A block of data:
**********

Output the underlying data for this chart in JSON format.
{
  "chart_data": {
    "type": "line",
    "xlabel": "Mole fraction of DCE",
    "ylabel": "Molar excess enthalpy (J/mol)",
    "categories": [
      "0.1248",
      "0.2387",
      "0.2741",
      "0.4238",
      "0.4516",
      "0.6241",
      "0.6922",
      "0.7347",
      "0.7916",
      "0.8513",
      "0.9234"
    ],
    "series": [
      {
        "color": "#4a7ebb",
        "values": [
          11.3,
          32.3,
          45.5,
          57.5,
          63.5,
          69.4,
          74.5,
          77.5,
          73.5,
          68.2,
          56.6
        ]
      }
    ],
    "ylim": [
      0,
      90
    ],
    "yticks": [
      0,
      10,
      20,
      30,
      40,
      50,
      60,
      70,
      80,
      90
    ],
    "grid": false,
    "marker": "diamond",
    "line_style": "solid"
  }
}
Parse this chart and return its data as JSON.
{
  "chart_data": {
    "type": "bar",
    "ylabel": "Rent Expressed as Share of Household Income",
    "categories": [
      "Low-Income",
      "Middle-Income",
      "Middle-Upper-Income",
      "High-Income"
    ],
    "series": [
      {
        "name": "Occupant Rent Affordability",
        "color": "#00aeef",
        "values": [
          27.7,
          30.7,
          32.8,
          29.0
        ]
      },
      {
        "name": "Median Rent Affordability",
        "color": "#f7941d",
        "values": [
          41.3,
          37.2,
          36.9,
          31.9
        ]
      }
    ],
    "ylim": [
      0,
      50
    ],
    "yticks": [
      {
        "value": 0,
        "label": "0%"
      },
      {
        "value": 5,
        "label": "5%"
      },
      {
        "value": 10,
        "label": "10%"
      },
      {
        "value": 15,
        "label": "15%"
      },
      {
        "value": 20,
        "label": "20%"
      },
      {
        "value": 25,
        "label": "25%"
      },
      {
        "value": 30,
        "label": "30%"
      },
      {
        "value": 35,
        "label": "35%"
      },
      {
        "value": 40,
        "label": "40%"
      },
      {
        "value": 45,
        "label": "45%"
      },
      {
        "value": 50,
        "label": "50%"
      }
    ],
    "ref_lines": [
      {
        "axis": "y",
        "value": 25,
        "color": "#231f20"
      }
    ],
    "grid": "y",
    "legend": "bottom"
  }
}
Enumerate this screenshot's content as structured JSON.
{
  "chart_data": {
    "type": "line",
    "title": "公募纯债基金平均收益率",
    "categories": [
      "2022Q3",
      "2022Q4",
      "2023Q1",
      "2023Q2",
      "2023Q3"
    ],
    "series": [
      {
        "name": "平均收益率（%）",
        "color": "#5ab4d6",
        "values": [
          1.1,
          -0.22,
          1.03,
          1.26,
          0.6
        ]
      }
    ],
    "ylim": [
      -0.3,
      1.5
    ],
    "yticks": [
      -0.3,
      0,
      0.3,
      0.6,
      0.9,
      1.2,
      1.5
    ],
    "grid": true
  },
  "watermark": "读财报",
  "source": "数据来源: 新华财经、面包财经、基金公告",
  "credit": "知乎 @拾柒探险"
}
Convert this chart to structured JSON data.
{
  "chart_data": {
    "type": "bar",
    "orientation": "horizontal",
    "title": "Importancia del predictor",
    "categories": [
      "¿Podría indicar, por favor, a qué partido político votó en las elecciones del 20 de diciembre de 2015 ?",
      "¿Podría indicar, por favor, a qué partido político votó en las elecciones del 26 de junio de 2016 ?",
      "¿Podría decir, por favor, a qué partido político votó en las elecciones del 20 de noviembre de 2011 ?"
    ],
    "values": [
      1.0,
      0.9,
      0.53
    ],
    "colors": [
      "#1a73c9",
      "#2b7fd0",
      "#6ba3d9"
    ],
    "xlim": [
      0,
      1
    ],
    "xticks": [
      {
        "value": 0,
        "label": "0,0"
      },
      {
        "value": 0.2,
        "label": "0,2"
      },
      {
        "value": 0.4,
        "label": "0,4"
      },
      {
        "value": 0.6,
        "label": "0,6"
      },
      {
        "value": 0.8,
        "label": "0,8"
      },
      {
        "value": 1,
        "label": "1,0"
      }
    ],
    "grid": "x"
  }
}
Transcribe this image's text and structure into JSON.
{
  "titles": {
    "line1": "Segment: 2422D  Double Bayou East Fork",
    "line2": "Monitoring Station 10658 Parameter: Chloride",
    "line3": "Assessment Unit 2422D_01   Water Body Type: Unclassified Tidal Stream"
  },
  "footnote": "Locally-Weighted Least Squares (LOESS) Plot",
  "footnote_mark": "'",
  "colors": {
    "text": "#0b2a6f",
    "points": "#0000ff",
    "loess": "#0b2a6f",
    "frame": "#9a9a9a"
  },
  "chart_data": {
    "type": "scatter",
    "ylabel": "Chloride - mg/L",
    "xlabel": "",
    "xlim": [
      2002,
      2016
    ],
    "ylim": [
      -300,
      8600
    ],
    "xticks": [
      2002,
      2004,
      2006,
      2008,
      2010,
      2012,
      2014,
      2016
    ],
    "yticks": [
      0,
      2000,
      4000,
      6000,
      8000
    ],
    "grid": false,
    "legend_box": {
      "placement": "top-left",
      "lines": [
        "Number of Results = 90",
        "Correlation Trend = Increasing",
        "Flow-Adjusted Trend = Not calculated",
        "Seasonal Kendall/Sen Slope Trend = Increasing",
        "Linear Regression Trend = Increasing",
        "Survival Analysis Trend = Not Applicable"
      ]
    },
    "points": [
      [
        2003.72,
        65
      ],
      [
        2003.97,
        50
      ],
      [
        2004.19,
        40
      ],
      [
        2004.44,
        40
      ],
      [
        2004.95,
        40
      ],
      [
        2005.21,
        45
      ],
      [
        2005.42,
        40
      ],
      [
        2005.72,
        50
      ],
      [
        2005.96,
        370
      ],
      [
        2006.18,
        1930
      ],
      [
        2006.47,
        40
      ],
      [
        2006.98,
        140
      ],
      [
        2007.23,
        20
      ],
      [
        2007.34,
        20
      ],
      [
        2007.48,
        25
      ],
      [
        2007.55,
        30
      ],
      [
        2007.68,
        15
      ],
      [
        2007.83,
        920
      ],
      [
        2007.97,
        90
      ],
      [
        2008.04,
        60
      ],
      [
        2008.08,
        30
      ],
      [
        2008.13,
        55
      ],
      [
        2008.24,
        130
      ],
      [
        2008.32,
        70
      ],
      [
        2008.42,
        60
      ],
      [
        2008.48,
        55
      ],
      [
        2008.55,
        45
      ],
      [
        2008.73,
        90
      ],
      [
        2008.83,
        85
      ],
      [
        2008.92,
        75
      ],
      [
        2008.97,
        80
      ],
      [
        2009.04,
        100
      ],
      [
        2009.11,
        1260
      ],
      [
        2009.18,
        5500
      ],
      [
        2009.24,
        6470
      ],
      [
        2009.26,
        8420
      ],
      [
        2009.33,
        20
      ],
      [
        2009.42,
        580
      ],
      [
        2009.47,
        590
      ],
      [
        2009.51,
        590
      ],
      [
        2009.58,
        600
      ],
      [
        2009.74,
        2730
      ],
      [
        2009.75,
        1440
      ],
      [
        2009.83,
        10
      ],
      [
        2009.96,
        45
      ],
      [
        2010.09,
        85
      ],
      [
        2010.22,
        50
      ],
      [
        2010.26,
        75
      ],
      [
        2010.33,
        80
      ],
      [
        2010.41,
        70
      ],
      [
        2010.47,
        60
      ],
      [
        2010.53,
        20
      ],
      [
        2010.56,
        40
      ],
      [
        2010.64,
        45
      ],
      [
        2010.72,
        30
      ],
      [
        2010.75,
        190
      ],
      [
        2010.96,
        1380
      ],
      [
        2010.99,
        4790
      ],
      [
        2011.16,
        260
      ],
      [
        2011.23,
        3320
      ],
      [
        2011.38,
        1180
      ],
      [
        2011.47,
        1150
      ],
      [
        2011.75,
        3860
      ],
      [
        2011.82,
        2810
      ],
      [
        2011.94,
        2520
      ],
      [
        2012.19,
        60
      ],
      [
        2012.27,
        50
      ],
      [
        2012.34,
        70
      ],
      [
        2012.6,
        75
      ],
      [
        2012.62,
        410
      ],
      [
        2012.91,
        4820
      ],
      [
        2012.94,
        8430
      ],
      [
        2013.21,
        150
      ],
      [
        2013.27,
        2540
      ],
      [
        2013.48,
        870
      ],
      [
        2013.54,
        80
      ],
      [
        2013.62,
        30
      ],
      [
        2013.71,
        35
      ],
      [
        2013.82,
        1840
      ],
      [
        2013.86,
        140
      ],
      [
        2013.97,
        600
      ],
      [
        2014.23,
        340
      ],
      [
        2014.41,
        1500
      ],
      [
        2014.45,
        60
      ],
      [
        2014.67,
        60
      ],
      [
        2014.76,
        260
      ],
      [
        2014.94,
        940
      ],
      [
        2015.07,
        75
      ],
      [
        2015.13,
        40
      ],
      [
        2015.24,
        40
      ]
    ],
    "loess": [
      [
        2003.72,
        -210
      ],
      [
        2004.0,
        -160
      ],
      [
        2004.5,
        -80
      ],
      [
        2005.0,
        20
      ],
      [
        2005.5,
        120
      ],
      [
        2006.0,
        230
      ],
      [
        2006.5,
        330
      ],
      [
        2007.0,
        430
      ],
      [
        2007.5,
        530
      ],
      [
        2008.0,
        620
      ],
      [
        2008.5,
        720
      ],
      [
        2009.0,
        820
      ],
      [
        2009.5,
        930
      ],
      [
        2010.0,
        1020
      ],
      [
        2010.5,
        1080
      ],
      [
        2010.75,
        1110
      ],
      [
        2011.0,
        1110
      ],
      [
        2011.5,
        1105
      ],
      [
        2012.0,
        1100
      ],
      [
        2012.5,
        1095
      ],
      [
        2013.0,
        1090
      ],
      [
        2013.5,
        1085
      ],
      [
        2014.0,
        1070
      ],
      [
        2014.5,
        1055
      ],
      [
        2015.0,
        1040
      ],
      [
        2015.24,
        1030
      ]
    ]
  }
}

**********

** EXERCISE REQUIREMENTS **
Copy all lines of the listing above that contain the string "Podría".

** TASK RESPONSE **
      "¿Podría indicar, por favor, a qué partido político votó en las elecciones del 20 de diciembre de 2015 ?",
      "¿Podría indicar, por favor, a qué partido político votó en las elecciones del 26 de junio de 2016 ?",
      "¿Podría decir, por favor, a qué partido político votó en las elecciones del 20 de noviembre de 2011 ?"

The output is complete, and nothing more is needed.